> [Texto]

Sin que el contexto histórico, los hechos, y la chispa desencadenante que prendió el fuego guarde relación alguna con la realidad actual, podemos afirmar, 110 años después, que Barcelona, y toda Cataluña con ella, está viviendo una segunda Semana Trágica. Y el incendio, que amenaza con convertirse en una devastadora ekpirosis a la griega --según la cosmología estoica, una conflagración o consunción por fuego que pone fin a periodos y ciclos--, amenaza con abrasarnos a todos. No me malinterpreten, no es mi intención subir a la tribuna de oradores a vender miedo y apocalipsis a granel, pero lo que ha ocurrido y ocurrirá en los próximos días es más que preocupante, gravísimo.

No voy a entrar a evaluar ni a opinar acerca de la sentencia dada a conocer por el Tribunal Supremo durante las primeras horas del pasado lunes. Ahí está. Y doctores tiene la iglesia jurídica infinitamente más capacitados que yo a la hora ofrecer un análisis pormenorizado. Personalmente con decir que la acato --aunque no comparto en absoluto ese enrevesado argumento sofista que tilda de añagaza todo lo que hemos vivido día a día durante años-- no hay nada más que yo pueda o deba añadir.

Esa sentencia ha sido, pues era esperada por el nacionalismo catalán como agua de mayo, la chispa que ha hecho saltar por los aires la santabárbara, el pañol de los explosivos; barriendo, en su onda expansiva, la poca razón que restaba y la paupérrima conllevancia que a duras penas manteníamos, y desatando la irracionalidad y la violencia que unos cuantos acariciaban como último recurso, desde que su referéndum ilegal se diera de bruces con la realidad, el Estado de derecho, las fugas, las detenciones y el comienzo de la vía judicial.

En los últimos dos días una legión de abducidos han alterado y casi bloqueado por completo el normal funcionamiento del segundo aeropuerto más importante de España, forzando la cancelación de más de un centenar de vuelos, dejando a miles de viajeros y turistas en tierra, obligando a personas de todas las edades, tripulaciones, azafatas y personal aeroportuario a caminar kilómetros para acceder a sus responsabilidades y trabajos. Muchos tuvieron que pernoctar tirados sobre cartones, indignados, sin comprender qué ocurría. Uno de ellos, un visitante francés de 65 años, con problemas cardíacos, que tuvo que caminar varios kilómetros tirando de su equipaje, ha fallecido. Junto a los policías y Mossos lesionados, dos héroes de la "republiqueta" han perdido un ojo y un testículo debido a las pelotas de goma. Los destrozos en El Prat se elevan a dos millones de euros. La imagen de Barcelona quedó seriamente dañada en esa primera jornada de ira y caos.

> [Material]
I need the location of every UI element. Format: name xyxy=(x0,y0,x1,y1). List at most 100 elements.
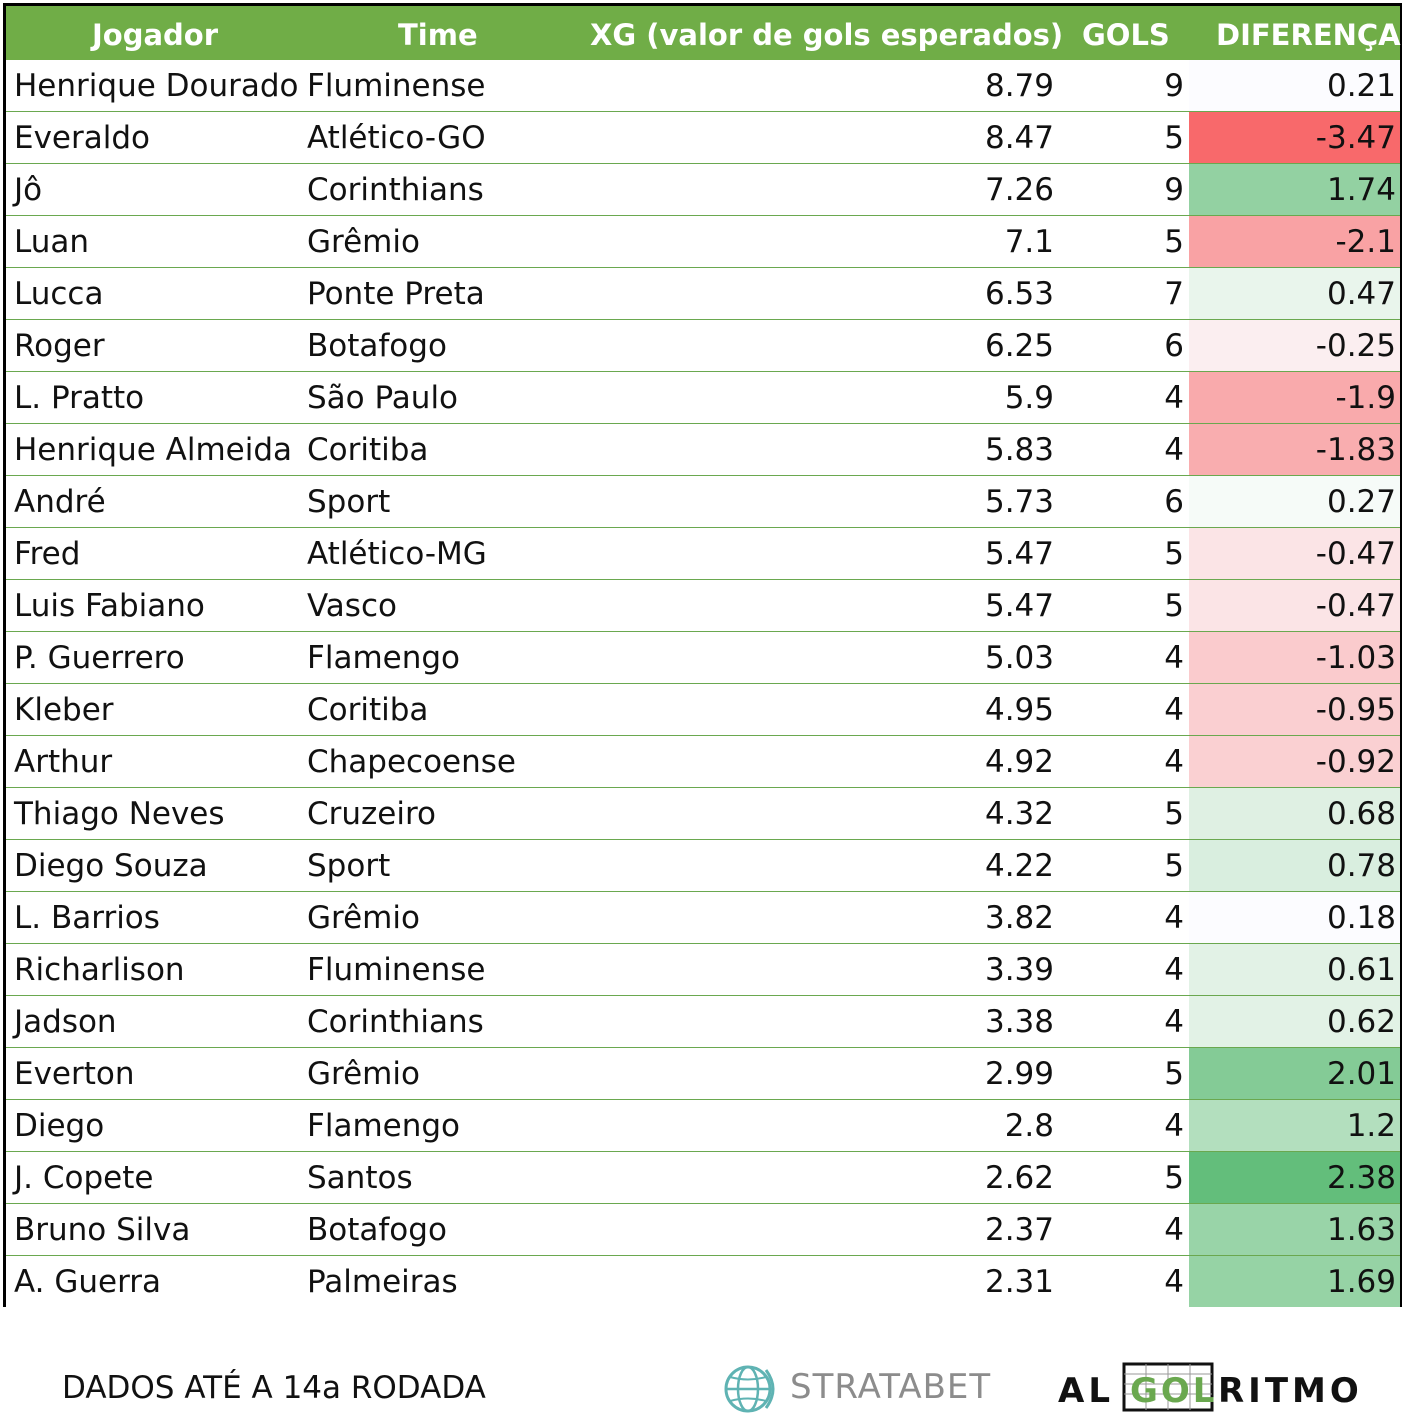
cell-team: São Paulo xyxy=(307,380,459,416)
cell-diff-value: 0.47 xyxy=(1326,276,1396,312)
cell-diff: -0.95 xyxy=(1189,684,1400,735)
cell-team: Grêmio xyxy=(307,900,420,936)
cell-diff-value: -0.95 xyxy=(1315,692,1396,728)
cell-player: Roger xyxy=(14,328,105,364)
cell-goals: 4 xyxy=(1164,692,1184,728)
cell-goals: 4 xyxy=(1164,744,1184,780)
cell-player: P. Guerrero xyxy=(14,640,185,676)
cell-diff-value: -3.47 xyxy=(1315,120,1396,156)
cell-team: Fluminense xyxy=(307,952,486,988)
cell-team: Botafogo xyxy=(307,1212,447,1248)
cell-goals: 5 xyxy=(1164,1160,1184,1196)
cell-team: Botafogo xyxy=(307,328,447,364)
header-team: Time xyxy=(398,18,478,52)
cell-player: Arthur xyxy=(14,744,113,780)
cell-player: Lucca xyxy=(14,276,104,312)
cell-diff: -1.83 xyxy=(1189,424,1400,475)
globe-icon xyxy=(724,1365,775,1413)
algoritmo-logo: AL GOL RITMO xyxy=(1058,1360,1359,1416)
table-row: P. Guerrero Flamengo 5.03 4 -1.03 xyxy=(6,632,1400,684)
cell-goals: 4 xyxy=(1164,1212,1184,1248)
cell-player: J. Copete xyxy=(14,1160,154,1196)
cell-xg: 5.47 xyxy=(984,588,1054,624)
cell-goals: 6 xyxy=(1164,328,1184,364)
cell-goals: 4 xyxy=(1164,900,1184,936)
cell-player: Diego Souza xyxy=(14,848,208,884)
cell-diff-value: 0.18 xyxy=(1326,900,1396,936)
cell-goals: 4 xyxy=(1164,952,1184,988)
cell-xg: 2.99 xyxy=(984,1056,1054,1092)
cell-diff-value: 2.01 xyxy=(1326,1056,1396,1092)
cell-team: Santos xyxy=(307,1160,413,1196)
cell-diff-value: -1.83 xyxy=(1315,432,1396,468)
table-row: A. Guerra Palmeiras 2.31 4 1.69 xyxy=(6,1256,1400,1308)
cell-team: Coritiba xyxy=(307,432,429,468)
table-row: Richarlison Fluminense 3.39 4 0.61 xyxy=(6,944,1400,996)
cell-diff: 1.2 xyxy=(1189,1100,1400,1151)
cell-player: Everton xyxy=(14,1056,135,1092)
cell-diff-value: -0.47 xyxy=(1315,536,1396,572)
cell-xg: 2.37 xyxy=(984,1212,1054,1248)
cell-player: André xyxy=(14,484,106,520)
cell-xg: 3.82 xyxy=(984,900,1054,936)
cell-diff-value: 0.78 xyxy=(1326,848,1396,884)
table-row: Everaldo Atlético-GO 8.47 5 -3.47 xyxy=(6,112,1400,164)
cell-diff: 0.27 xyxy=(1189,476,1400,527)
cell-goals: 5 xyxy=(1164,588,1184,624)
cell-team: Coritiba xyxy=(307,692,429,728)
cell-diff: 0.21 xyxy=(1189,60,1400,111)
cell-goals: 4 xyxy=(1164,1004,1184,1040)
cell-player: Henrique Almeida xyxy=(14,432,293,468)
cell-goals: 6 xyxy=(1164,484,1184,520)
cell-player: Luan xyxy=(14,224,90,260)
cell-team: Flamengo xyxy=(307,1108,461,1144)
header-xg: XG (valor de gols esperados) xyxy=(590,18,1064,52)
cell-xg: 2.62 xyxy=(984,1160,1054,1196)
cell-player: Everaldo xyxy=(14,120,151,156)
cell-xg: 3.38 xyxy=(984,1004,1054,1040)
cell-diff-value: 0.62 xyxy=(1326,1004,1396,1040)
cell-diff: 0.61 xyxy=(1189,944,1400,995)
table-row: André Sport 5.73 6 0.27 xyxy=(6,476,1400,528)
algoritmo-wordmark-icon: AL GOL RITMO xyxy=(1058,1362,1359,1412)
cell-goals: 4 xyxy=(1164,432,1184,468)
cell-team: Sport xyxy=(307,848,391,884)
header-diff: DIFERENÇA xyxy=(1216,18,1401,52)
cell-player: Henrique Dourado xyxy=(14,68,299,104)
cell-diff: 1.74 xyxy=(1189,164,1400,215)
cell-team: Flamengo xyxy=(307,640,461,676)
cell-team: Corinthians xyxy=(307,1004,484,1040)
svg-text:GOL: GOL xyxy=(1130,1371,1217,1411)
cell-xg: 5.73 xyxy=(984,484,1054,520)
cell-diff: -1.03 xyxy=(1189,632,1400,683)
header-goals: GOLS xyxy=(1082,18,1170,52)
svg-text:AL: AL xyxy=(1058,1371,1114,1411)
table-row: Thiago Neves Cruzeiro 4.32 5 0.68 xyxy=(6,788,1400,840)
table-row: Jadson Corinthians 3.38 4 0.62 xyxy=(6,996,1400,1048)
cell-xg: 8.47 xyxy=(984,120,1054,156)
table-row: Diego Flamengo 2.8 4 1.2 xyxy=(6,1100,1400,1152)
cell-team: Ponte Preta xyxy=(307,276,485,312)
cell-diff-value: -0.47 xyxy=(1315,588,1396,624)
cell-diff: -1.9 xyxy=(1189,372,1400,423)
table-row: Kleber Coritiba 4.95 4 -0.95 xyxy=(6,684,1400,736)
cell-goals: 4 xyxy=(1164,1264,1184,1300)
cell-xg: 2.8 xyxy=(1004,1108,1054,1144)
xg-table: Jogador Time XG (valor de gols esperados… xyxy=(3,3,1402,1308)
cell-goals: 5 xyxy=(1164,848,1184,884)
cell-xg: 6.25 xyxy=(984,328,1054,364)
cell-player: L. Pratto xyxy=(14,380,145,416)
cell-diff-value: 1.63 xyxy=(1326,1212,1396,1248)
cell-diff-value: -2.1 xyxy=(1335,224,1397,260)
cell-xg: 5.03 xyxy=(984,640,1054,676)
cell-xg: 4.32 xyxy=(984,796,1054,832)
cell-team: Corinthians xyxy=(307,172,484,208)
cell-xg: 4.95 xyxy=(984,692,1054,728)
cell-xg: 2.31 xyxy=(984,1264,1054,1300)
cell-player: Thiago Neves xyxy=(14,796,225,832)
cell-diff-value: 1.74 xyxy=(1326,172,1396,208)
cell-diff-value: 0.27 xyxy=(1326,484,1396,520)
cell-diff-value: 0.61 xyxy=(1326,952,1396,988)
cell-diff: 0.47 xyxy=(1189,268,1400,319)
cell-player: Fred xyxy=(14,536,81,572)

> [Enunciado]
Por favor, copia del texto todo lo que va desde "Sin que el contexto" hasta "que preocupante, gravísimo.".

> [Resultado]
Sin que el contexto histórico, los hechos, y la chispa desencadenante que prendió el fuego guarde relación alguna con la realidad actual, podemos afirmar, 110 años después, que Barcelona, y toda Cataluña con ella, está viviendo una segunda Semana Trágica. Y el incendio, que amenaza con convertirse en una devastadora ekpirosis a la griega --según la cosmología estoica, una conflagración o consunción por fuego que pone fin a periodos y ciclos--, amenaza con abrasarnos a todos. No me malinterpreten, no es mi intención subir a la tribuna de oradores a vender miedo y apocalipsis a granel, pero lo que ha ocurrido y ocurrirá en los próximos días es más que preocupante, gravísimo.